◆ WORK TO DO: Every record should be written out exactly, with the pictures left out.

◆ LISTING:

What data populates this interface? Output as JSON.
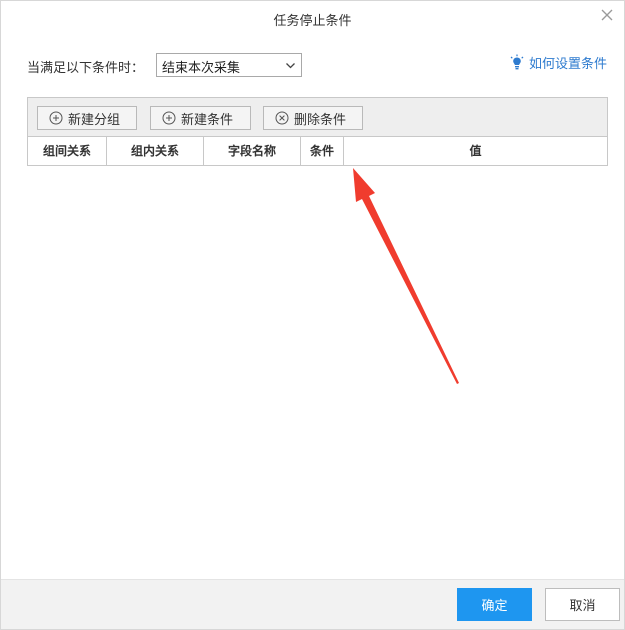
{
  "dialog": {
    "title": "任务停止条件",
    "close_icon": "close-icon"
  },
  "condition": {
    "label": "当满足以下条件时：",
    "select_value": "结束本次采集"
  },
  "help": {
    "icon": "lightbulb-icon",
    "text": "如何设置条件",
    "color": "#2e7bcf"
  },
  "toolbar": {
    "new_group": "新建分组",
    "new_condition": "新建条件",
    "delete_condition": "删除条件"
  },
  "table": {
    "columns": [
      "组间关系",
      "组内关系",
      "字段名称",
      "条件",
      "值"
    ]
  },
  "footer": {
    "ok": "确定",
    "cancel": "取消"
  },
  "colors": {
    "primary": "#1e96f0",
    "annotation": "#f03c2e"
  }
}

◆ EXERCISE ANSWER:
What data populates this interface? Output as JSON.
{
  "dialog": {
    "title": "任务停止条件",
    "close_icon": "close-icon"
  },
  "condition": {
    "label": "当满足以下条件时：",
    "select_value": "结束本次采集"
  },
  "help": {
    "icon": "lightbulb-icon",
    "text": "如何设置条件",
    "color": "#2e7bcf"
  },
  "toolbar": {
    "new_group": "新建分组",
    "new_condition": "新建条件",
    "delete_condition": "删除条件"
  },
  "table": {
    "columns": [
      "组间关系",
      "组内关系",
      "字段名称",
      "条件",
      "值"
    ]
  },
  "footer": {
    "ok": "确定",
    "cancel": "取消"
  },
  "colors": {
    "primary": "#1e96f0",
    "annotation": "#f03c2e"
  }
}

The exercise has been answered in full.